- _TASK OBJECTIVE_
Find and return each line containing "Святѣйшій".

- _DATA PROVIDED_
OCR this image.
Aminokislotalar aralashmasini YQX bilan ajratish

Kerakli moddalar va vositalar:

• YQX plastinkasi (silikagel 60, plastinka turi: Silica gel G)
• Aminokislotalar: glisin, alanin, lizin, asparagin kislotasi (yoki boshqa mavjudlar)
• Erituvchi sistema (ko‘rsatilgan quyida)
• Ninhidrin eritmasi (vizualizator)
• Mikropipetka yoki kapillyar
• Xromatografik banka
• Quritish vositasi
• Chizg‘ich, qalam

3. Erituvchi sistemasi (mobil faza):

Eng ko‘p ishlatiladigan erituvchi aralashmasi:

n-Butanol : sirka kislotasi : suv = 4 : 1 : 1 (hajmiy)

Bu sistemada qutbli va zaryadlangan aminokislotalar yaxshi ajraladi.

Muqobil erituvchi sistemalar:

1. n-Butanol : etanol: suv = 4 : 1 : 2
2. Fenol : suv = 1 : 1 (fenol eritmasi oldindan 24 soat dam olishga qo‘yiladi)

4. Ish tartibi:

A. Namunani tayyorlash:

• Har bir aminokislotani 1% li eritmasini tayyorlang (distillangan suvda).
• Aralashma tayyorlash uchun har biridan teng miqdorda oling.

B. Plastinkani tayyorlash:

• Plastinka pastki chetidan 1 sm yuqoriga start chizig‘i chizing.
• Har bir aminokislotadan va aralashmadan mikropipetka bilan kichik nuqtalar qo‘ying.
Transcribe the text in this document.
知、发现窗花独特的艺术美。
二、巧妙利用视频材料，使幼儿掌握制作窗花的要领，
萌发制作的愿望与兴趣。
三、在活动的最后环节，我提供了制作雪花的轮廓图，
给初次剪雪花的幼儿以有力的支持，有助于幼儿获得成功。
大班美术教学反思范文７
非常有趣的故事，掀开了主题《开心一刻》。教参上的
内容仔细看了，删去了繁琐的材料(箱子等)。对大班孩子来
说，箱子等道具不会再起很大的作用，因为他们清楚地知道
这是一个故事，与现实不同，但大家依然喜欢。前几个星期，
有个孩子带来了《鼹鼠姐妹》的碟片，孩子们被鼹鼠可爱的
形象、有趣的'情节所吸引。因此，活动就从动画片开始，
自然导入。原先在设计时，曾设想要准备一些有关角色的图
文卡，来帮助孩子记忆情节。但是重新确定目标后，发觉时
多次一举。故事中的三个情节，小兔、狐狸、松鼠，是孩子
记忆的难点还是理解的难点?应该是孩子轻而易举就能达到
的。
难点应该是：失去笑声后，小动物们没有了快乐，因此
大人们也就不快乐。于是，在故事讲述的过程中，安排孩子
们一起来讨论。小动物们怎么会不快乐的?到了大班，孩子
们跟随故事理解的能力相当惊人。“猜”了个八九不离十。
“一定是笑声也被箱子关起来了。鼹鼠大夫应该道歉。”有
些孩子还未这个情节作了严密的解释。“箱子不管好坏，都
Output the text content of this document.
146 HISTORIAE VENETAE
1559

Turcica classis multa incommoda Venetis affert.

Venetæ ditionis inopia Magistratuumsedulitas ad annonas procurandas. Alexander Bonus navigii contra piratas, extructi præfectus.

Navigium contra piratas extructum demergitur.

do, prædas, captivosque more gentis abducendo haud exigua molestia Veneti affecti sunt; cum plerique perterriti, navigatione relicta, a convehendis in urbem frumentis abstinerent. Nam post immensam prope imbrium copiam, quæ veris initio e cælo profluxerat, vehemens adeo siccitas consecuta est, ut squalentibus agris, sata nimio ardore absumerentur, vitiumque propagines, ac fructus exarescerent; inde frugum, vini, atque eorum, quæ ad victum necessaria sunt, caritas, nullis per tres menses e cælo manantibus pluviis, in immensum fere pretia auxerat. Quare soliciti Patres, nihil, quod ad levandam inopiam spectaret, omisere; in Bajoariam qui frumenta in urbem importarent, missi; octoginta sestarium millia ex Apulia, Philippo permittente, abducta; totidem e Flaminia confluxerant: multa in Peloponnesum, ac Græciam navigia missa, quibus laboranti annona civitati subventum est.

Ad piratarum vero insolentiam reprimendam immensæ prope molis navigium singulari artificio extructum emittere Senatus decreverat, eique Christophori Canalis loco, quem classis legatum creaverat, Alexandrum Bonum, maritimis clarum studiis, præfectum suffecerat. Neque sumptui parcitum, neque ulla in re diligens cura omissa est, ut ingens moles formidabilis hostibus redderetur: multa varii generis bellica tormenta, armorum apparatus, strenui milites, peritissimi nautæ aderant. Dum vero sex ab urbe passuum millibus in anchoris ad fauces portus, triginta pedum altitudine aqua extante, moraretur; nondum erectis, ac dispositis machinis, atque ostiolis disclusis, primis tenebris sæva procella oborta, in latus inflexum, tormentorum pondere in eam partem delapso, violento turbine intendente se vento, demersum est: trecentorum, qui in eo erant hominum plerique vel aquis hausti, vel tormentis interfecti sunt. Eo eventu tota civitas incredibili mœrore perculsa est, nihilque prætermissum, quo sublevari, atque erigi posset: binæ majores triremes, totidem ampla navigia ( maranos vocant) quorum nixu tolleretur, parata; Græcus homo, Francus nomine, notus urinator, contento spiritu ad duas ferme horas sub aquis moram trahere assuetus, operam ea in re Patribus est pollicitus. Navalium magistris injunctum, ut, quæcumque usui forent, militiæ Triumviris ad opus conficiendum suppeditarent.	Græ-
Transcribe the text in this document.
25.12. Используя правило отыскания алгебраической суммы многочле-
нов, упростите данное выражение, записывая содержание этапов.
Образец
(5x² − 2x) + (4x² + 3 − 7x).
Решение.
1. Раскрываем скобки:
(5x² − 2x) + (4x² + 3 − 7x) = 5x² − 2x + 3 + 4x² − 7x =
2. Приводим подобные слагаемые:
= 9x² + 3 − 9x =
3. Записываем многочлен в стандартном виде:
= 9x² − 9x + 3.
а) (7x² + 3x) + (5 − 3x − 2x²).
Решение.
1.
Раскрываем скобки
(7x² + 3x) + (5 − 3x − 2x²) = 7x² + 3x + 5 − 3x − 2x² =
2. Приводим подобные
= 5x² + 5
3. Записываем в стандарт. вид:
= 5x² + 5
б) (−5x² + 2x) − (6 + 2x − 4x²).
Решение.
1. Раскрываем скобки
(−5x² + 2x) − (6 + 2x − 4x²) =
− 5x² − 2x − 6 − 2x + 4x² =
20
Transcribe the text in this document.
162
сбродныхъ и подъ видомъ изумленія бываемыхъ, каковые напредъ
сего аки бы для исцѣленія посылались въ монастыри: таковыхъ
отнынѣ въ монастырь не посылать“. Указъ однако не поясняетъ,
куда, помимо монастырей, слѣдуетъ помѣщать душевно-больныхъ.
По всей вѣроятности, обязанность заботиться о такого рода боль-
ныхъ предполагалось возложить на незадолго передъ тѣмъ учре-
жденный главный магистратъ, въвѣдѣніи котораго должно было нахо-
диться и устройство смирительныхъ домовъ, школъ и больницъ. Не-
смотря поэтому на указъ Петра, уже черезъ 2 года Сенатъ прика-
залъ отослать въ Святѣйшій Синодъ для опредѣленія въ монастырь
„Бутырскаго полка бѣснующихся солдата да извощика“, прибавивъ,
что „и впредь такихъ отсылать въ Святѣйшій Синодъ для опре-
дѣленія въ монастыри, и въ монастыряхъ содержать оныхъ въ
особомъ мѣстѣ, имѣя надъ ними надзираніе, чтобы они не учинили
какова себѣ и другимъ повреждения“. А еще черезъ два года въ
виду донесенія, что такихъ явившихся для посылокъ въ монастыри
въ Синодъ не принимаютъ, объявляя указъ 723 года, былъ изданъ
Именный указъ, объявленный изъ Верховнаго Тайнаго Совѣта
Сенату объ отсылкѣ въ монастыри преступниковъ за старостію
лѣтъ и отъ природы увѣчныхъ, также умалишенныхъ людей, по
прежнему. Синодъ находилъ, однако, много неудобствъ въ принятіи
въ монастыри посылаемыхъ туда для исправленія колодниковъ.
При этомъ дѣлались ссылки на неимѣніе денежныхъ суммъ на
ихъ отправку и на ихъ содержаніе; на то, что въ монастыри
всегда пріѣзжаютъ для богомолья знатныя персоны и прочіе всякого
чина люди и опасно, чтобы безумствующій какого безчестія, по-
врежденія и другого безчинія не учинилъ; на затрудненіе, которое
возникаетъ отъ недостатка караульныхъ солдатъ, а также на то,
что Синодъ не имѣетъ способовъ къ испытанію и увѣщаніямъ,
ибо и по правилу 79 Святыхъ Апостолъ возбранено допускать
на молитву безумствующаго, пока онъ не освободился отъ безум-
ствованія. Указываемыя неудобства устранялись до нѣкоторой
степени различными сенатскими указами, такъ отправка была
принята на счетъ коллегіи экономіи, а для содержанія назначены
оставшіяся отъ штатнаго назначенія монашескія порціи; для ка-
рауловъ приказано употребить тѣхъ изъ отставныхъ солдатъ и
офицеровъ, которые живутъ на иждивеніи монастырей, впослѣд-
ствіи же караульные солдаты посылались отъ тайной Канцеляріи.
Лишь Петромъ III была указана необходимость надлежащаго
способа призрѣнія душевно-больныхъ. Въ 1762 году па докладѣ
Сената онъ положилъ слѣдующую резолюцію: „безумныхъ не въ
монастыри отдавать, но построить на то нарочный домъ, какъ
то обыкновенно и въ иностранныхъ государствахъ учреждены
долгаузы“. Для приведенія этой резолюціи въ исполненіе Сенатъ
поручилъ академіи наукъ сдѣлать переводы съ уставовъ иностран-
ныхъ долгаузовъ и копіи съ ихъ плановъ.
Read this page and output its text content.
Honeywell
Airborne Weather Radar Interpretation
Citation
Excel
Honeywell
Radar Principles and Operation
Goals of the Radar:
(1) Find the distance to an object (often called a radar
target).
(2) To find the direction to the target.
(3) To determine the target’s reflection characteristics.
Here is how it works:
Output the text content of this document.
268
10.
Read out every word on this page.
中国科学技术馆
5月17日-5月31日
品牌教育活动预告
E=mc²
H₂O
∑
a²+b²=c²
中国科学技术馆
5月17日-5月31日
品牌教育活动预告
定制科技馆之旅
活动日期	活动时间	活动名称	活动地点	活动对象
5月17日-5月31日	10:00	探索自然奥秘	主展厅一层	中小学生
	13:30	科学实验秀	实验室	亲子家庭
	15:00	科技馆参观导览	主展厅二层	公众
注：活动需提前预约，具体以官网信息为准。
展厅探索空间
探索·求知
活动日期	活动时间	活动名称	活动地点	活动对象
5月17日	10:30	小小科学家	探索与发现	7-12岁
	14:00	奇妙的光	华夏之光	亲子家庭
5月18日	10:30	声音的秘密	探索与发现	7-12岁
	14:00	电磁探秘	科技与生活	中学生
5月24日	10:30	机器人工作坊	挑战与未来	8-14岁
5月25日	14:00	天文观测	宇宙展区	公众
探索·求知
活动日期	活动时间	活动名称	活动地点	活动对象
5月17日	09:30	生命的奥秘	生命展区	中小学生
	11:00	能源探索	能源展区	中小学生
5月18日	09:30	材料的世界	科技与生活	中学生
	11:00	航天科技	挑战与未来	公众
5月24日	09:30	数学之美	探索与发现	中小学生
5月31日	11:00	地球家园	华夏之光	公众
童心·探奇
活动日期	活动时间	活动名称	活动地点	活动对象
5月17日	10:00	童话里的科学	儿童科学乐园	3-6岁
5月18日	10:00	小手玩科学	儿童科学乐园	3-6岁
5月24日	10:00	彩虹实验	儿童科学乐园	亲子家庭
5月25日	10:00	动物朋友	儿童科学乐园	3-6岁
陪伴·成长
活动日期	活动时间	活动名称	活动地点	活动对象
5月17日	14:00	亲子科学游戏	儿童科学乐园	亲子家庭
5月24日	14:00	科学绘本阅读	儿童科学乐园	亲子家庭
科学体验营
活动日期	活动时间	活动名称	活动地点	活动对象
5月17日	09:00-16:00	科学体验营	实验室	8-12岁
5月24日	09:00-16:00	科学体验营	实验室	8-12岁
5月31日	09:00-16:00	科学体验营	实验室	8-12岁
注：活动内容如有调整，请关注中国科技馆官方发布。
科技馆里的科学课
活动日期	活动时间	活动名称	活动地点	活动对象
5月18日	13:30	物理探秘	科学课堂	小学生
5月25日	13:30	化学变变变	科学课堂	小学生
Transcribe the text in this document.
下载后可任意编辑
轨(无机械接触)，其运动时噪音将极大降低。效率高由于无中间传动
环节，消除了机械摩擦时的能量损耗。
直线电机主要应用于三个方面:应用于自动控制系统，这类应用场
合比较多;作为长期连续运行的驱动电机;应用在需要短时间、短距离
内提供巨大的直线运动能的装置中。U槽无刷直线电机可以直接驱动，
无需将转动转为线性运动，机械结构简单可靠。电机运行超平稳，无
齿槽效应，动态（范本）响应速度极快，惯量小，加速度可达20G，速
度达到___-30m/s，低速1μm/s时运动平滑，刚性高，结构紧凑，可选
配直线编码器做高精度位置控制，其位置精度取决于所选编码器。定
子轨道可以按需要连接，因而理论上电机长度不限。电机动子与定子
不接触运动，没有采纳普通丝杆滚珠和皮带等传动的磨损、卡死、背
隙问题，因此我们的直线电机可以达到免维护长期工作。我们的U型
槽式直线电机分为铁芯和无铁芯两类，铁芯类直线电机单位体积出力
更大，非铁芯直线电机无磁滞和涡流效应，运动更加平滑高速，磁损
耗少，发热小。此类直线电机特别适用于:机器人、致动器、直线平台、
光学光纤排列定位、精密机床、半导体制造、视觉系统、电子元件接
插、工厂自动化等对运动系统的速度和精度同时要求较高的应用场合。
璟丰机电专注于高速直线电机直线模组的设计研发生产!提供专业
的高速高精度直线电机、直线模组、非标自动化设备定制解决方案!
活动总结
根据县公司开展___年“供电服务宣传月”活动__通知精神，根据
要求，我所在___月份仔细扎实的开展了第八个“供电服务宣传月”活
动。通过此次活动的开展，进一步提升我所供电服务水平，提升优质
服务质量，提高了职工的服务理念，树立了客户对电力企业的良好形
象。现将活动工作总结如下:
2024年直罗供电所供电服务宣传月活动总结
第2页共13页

- _CORRECT OUTPUT_
залъ отослать въ Святѣйшій Синодъ для опредѣленія въ монастырь
что „и впредь такихъ отсылать въ Святѣйшій Синодъ для опре-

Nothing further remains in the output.